— start of Given records —
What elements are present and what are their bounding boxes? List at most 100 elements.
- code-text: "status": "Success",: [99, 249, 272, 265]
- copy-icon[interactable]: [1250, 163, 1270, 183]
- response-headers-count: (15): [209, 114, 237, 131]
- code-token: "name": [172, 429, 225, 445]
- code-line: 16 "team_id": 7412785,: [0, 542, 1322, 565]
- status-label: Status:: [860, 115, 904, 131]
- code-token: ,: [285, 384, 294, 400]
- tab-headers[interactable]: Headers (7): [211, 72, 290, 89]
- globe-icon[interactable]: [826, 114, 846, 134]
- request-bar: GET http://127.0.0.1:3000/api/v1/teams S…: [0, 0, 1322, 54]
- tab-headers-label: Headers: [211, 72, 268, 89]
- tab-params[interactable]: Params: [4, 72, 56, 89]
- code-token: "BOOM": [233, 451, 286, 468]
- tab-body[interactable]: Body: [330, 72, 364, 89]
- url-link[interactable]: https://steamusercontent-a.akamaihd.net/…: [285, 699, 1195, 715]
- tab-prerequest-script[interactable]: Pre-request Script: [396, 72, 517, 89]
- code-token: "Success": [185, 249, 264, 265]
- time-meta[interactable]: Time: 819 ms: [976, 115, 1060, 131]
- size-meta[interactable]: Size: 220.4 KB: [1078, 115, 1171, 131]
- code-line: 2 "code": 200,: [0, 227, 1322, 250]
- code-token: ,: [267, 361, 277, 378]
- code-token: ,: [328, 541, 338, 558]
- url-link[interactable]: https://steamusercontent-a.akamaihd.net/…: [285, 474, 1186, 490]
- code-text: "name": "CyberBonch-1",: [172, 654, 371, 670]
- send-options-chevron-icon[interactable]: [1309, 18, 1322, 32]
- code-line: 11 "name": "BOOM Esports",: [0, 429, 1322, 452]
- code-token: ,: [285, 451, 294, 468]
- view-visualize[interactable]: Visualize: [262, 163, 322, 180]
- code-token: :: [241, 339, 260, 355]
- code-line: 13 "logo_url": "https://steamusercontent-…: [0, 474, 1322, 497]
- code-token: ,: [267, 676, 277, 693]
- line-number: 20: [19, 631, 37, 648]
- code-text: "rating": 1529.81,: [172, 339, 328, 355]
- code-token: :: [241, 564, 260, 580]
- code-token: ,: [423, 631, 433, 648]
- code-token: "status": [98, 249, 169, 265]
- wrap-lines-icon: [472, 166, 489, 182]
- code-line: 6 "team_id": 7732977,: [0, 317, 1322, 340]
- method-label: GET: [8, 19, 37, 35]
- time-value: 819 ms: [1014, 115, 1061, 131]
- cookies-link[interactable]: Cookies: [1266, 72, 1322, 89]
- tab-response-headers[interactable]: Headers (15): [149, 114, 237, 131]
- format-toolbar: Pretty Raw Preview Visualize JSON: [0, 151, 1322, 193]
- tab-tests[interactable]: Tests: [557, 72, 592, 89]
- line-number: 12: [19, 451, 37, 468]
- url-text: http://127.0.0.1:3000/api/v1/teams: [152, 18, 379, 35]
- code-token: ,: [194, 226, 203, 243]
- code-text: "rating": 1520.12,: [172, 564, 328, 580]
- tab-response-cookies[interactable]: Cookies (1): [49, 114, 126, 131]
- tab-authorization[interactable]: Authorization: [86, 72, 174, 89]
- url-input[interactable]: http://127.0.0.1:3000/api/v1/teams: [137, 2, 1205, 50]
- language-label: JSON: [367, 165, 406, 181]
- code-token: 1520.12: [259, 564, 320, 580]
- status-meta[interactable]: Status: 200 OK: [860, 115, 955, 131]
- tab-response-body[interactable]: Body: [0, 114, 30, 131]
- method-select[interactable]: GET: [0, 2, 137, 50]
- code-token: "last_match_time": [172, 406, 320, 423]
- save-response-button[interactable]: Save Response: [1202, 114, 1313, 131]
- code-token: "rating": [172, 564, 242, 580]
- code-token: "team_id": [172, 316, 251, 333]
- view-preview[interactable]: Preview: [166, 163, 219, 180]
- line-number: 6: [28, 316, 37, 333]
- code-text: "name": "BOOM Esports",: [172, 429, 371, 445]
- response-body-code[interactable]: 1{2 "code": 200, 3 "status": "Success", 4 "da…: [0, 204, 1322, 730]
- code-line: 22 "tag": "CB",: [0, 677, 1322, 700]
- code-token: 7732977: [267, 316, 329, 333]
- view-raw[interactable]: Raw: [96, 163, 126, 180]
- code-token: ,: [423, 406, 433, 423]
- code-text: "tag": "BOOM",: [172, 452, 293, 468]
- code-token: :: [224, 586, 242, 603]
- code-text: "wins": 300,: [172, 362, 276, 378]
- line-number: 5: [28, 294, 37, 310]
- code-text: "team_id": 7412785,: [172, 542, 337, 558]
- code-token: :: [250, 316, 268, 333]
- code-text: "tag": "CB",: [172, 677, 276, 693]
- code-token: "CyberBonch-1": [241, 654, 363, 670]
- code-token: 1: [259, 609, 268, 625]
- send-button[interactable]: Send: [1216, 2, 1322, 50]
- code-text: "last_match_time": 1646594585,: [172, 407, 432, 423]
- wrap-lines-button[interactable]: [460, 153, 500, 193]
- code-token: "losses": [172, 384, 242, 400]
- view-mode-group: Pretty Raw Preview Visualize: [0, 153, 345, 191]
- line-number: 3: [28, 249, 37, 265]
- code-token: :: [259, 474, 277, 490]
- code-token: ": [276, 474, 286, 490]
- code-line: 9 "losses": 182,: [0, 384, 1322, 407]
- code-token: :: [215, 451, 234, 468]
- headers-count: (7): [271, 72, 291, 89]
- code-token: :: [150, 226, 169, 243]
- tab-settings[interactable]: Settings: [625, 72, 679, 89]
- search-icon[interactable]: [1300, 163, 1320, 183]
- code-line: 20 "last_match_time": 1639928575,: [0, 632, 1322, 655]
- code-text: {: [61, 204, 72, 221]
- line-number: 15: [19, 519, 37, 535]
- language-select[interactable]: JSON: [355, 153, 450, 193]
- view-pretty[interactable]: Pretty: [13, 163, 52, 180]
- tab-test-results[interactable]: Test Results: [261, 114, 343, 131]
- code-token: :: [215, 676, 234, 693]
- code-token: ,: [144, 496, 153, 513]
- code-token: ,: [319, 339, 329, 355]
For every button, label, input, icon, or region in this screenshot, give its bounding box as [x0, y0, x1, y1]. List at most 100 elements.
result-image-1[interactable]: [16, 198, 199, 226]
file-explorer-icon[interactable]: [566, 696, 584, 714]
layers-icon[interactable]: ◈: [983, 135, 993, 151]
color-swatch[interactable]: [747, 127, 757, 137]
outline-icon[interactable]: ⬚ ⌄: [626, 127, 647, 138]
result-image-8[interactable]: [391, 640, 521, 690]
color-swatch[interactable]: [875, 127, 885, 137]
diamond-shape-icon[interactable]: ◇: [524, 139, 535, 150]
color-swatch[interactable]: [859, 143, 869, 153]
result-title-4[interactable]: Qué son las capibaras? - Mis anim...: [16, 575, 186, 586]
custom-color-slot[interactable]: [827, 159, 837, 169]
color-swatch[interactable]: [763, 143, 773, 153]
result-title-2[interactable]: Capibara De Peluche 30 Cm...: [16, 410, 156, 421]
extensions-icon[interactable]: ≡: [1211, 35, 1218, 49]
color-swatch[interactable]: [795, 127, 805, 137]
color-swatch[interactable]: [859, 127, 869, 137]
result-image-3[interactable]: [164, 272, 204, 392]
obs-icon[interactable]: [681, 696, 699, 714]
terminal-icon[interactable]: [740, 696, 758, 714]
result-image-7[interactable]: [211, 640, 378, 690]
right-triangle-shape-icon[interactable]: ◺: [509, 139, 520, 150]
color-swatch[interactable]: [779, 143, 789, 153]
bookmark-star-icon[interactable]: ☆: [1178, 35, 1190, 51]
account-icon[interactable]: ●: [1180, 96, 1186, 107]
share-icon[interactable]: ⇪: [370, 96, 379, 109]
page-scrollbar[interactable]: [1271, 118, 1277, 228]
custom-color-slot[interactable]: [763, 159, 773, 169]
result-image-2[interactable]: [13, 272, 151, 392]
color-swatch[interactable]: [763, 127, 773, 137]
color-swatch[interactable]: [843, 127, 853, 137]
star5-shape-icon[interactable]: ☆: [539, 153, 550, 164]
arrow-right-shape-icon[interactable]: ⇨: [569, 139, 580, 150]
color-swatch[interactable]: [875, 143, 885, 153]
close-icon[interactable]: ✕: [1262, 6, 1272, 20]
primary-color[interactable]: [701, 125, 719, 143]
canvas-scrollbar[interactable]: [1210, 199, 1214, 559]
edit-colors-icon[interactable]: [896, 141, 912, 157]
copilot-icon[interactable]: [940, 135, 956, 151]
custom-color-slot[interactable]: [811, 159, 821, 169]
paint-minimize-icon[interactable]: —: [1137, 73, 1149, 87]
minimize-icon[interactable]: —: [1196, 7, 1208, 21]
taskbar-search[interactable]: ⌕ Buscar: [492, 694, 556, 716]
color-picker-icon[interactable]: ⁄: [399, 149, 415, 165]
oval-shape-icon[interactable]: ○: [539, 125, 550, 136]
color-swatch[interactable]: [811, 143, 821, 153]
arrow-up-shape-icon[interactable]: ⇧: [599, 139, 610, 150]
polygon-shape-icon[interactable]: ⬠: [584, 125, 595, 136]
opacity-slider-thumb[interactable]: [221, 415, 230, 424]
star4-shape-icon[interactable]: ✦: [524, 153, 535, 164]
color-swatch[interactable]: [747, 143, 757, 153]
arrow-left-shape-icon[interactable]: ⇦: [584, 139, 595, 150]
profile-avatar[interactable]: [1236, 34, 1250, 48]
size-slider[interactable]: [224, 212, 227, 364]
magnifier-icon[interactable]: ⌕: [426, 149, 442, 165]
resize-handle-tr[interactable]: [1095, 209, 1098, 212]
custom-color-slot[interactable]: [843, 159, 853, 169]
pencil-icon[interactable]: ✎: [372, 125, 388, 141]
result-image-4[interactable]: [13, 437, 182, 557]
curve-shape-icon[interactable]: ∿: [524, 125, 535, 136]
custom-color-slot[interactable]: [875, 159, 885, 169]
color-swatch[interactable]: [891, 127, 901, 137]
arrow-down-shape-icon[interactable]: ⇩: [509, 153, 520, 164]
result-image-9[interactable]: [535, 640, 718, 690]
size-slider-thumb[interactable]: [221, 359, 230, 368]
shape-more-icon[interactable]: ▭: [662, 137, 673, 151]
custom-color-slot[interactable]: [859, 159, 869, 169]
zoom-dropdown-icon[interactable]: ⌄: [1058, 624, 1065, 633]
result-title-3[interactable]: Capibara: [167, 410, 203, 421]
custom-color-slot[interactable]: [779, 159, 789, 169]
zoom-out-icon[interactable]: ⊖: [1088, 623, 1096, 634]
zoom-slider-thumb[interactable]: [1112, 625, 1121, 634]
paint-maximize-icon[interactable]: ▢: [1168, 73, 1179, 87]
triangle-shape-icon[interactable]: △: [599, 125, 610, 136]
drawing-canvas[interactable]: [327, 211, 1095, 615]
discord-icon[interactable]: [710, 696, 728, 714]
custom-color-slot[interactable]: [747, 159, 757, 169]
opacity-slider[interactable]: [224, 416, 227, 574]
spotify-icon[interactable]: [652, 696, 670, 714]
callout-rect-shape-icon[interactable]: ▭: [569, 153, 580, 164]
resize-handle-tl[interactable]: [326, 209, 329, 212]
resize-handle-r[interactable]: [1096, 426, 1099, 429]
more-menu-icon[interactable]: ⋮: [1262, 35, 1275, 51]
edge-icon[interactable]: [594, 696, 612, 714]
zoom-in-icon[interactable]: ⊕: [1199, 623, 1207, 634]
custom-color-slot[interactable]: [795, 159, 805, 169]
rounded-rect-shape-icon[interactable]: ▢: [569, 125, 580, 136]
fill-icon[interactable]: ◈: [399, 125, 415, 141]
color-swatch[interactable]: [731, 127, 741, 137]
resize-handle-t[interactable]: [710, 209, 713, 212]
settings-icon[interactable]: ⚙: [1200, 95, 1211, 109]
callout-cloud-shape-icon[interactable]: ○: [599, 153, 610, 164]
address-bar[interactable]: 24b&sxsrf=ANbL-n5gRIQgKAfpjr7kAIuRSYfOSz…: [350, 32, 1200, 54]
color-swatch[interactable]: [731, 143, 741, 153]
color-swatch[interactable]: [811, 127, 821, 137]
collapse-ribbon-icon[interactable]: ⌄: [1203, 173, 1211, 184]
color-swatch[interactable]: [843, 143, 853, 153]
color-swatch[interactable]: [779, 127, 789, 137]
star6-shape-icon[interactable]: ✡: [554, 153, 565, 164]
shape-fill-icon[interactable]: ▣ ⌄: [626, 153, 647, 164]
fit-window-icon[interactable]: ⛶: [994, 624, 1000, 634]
— end of Given records —
Rewrite the stretch from the start of the records through the line that contains "429, 225, 445]", replacing "copy-icon" with "clipboard-icon" and leaving everything else unchanged.

What elements are present and what are their bounding boxes? List at most 100 elements.
- code-text: "status": "Success",: [99, 249, 272, 265]
- clipboard-icon[interactable]: [1250, 163, 1270, 183]
- response-headers-count: (15): [209, 114, 237, 131]
- code-token: "name": [172, 429, 225, 445]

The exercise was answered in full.